-- start of Rows --
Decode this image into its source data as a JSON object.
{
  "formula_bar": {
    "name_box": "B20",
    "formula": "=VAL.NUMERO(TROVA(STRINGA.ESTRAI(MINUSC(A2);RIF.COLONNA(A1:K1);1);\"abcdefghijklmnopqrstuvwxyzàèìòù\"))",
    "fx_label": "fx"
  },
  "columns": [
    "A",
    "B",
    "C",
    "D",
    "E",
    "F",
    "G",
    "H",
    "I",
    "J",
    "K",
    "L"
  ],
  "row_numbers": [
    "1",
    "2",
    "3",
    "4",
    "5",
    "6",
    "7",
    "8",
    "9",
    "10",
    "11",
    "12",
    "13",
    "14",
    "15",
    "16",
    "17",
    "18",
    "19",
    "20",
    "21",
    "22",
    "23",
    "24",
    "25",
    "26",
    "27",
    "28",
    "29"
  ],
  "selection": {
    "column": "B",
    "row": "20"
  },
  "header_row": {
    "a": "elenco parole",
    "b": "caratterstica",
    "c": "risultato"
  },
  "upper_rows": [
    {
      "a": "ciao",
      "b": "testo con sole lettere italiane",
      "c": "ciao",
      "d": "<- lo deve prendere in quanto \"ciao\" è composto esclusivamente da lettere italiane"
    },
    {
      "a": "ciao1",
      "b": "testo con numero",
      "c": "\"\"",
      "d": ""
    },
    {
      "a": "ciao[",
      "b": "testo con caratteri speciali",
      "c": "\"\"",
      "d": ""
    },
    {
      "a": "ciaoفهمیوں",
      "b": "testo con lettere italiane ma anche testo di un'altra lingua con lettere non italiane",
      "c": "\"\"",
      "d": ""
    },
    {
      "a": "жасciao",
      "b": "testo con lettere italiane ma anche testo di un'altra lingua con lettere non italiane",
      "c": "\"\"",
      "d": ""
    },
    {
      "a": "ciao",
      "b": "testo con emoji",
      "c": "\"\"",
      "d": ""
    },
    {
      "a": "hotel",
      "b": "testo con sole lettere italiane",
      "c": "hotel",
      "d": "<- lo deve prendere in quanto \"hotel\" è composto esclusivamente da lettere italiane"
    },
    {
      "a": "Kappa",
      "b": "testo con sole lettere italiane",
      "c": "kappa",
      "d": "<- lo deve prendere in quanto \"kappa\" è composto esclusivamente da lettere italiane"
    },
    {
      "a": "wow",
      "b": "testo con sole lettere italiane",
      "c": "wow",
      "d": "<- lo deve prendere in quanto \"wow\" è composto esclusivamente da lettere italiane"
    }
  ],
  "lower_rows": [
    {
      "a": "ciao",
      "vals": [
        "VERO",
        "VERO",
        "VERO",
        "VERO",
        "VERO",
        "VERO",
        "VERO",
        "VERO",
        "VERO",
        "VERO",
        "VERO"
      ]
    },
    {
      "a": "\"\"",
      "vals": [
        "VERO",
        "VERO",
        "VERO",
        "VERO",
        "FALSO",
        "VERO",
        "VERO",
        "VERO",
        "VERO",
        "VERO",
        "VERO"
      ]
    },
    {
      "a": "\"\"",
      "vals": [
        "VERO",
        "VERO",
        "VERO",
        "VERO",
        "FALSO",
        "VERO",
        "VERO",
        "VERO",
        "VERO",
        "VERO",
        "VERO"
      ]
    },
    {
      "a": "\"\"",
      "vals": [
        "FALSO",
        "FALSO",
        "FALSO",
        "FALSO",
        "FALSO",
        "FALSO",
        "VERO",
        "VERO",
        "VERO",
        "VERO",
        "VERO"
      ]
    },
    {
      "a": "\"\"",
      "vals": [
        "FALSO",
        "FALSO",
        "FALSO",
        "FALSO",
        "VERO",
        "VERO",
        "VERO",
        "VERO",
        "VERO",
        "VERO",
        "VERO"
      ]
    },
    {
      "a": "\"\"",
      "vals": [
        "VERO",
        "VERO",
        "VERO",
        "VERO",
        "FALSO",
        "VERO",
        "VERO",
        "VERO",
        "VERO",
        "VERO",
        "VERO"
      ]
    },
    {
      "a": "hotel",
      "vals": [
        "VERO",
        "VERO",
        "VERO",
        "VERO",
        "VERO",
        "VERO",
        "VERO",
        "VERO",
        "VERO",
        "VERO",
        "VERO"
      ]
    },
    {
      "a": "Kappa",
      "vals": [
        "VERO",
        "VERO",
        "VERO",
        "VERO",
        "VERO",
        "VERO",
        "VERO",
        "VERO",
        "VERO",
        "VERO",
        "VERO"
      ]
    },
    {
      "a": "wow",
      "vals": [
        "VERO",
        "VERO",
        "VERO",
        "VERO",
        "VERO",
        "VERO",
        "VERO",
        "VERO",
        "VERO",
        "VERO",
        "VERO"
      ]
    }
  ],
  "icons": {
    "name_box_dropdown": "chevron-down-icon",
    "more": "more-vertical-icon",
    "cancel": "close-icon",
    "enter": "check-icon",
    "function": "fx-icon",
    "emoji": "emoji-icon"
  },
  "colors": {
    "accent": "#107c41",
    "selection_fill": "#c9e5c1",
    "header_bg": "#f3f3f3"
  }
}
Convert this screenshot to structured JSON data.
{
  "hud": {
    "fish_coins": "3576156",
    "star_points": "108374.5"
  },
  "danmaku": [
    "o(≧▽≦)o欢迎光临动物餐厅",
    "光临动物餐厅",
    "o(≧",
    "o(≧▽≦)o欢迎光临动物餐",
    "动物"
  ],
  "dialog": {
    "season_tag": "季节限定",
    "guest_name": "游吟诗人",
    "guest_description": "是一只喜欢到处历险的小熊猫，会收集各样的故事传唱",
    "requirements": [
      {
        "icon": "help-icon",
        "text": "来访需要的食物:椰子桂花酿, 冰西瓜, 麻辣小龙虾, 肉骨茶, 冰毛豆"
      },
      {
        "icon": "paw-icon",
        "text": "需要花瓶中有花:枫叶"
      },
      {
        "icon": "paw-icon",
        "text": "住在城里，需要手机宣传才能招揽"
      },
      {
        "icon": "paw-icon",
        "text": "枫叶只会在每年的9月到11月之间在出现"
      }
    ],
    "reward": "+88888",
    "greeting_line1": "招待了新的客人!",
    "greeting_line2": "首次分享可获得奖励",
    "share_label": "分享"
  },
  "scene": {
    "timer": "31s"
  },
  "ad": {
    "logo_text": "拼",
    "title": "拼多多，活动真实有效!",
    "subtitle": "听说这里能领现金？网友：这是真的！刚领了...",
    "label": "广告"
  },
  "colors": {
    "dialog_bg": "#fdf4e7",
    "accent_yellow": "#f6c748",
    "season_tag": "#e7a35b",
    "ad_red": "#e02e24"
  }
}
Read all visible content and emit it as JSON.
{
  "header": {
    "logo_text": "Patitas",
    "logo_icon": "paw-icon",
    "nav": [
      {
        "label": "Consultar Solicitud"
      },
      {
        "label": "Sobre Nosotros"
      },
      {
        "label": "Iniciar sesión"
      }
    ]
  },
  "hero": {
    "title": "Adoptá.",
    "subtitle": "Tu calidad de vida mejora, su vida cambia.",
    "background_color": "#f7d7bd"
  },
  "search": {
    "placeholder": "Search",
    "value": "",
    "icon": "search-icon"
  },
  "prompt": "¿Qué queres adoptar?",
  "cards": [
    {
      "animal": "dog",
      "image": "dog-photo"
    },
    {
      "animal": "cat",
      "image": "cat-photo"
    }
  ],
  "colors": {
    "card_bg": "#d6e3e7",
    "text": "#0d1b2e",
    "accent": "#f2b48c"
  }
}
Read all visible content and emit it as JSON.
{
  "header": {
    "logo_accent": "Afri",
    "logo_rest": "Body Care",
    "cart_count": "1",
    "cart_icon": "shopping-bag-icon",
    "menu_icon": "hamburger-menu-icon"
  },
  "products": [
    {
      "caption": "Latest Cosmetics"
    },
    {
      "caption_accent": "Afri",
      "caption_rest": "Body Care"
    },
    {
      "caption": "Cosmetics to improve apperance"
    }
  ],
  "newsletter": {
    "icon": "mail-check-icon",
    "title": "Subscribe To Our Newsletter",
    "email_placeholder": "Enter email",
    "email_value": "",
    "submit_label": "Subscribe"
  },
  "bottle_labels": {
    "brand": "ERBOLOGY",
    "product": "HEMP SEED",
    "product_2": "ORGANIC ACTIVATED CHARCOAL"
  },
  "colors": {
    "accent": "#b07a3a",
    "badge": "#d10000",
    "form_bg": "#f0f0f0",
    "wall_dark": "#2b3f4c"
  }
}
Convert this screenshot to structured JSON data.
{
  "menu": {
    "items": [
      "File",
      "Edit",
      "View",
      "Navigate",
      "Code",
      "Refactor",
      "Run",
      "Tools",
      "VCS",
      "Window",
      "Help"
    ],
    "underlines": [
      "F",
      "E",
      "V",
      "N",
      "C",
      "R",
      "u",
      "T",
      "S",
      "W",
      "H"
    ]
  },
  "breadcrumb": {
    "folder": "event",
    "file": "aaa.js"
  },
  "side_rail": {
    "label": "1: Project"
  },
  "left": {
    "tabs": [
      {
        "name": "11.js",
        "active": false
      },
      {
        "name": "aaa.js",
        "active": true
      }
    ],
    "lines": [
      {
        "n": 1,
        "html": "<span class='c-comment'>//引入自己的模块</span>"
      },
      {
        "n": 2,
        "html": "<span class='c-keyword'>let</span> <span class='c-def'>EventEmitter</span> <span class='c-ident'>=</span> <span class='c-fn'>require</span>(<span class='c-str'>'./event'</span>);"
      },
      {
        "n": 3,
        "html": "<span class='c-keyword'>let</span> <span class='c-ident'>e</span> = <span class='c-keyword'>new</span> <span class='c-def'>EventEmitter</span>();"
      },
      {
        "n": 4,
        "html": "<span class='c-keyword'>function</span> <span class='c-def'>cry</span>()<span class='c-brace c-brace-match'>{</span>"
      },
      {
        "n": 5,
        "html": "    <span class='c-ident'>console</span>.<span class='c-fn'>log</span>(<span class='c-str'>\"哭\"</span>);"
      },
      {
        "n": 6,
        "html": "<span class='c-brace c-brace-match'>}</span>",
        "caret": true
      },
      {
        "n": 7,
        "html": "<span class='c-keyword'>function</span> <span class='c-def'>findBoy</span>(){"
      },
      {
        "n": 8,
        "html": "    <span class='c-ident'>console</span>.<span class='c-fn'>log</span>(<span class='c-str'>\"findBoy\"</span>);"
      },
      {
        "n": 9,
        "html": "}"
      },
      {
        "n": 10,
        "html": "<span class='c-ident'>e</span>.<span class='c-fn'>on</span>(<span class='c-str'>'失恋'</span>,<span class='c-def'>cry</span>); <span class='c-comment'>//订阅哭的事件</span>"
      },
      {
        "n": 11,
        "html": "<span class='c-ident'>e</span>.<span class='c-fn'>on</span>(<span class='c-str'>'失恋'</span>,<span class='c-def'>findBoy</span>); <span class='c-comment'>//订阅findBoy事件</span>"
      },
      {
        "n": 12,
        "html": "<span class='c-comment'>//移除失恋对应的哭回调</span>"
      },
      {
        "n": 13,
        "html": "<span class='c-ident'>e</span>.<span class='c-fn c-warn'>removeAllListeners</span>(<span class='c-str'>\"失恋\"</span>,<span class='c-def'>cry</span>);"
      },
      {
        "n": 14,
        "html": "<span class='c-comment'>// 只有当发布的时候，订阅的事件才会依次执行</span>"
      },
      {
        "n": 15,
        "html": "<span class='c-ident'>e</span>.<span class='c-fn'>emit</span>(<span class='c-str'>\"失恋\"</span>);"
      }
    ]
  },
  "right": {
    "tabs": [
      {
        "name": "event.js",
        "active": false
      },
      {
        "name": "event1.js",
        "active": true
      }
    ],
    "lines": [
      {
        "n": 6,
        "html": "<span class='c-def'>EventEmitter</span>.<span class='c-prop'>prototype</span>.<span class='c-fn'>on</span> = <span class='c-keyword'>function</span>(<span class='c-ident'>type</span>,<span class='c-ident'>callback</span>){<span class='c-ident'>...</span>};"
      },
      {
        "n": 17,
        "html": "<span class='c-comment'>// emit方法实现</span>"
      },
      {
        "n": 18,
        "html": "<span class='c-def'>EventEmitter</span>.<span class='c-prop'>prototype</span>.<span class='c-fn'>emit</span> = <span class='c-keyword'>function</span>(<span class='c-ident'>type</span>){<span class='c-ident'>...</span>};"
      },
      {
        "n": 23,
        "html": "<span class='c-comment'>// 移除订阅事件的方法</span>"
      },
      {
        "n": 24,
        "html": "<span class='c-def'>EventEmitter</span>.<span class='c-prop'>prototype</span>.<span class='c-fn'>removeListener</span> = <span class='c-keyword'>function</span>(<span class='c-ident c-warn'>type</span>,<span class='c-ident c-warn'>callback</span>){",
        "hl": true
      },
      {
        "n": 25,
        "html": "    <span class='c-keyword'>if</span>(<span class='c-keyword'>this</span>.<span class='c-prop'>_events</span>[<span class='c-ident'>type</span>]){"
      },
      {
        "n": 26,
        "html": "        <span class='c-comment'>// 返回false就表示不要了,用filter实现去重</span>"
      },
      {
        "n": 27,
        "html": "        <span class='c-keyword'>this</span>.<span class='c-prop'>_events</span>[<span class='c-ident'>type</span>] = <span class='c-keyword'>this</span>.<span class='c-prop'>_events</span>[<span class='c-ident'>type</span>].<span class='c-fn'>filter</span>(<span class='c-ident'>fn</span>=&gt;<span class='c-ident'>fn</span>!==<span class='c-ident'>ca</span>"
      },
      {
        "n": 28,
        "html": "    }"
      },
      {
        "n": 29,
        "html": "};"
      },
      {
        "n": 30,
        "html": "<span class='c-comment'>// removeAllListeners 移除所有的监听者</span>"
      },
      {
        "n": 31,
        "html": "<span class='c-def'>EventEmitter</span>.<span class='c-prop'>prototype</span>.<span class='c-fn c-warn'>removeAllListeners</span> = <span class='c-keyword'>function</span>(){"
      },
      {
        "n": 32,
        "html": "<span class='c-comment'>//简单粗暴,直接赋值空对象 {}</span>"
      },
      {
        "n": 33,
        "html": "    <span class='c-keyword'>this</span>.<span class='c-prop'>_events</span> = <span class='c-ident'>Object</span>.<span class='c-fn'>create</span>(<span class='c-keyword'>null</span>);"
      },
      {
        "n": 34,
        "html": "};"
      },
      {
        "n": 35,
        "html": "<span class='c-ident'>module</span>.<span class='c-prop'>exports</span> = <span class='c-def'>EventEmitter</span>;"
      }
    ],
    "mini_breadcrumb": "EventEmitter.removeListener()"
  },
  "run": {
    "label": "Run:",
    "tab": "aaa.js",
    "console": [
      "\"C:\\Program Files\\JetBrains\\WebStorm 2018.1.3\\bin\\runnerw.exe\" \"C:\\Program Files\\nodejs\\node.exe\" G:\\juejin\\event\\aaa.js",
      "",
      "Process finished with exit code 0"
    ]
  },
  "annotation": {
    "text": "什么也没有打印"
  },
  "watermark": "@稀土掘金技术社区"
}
-- end of Rows --
*What the exercise asks*: Some lines of the data may hold the word "brace". Say how many do, with nothing else.

*Task answer*: 2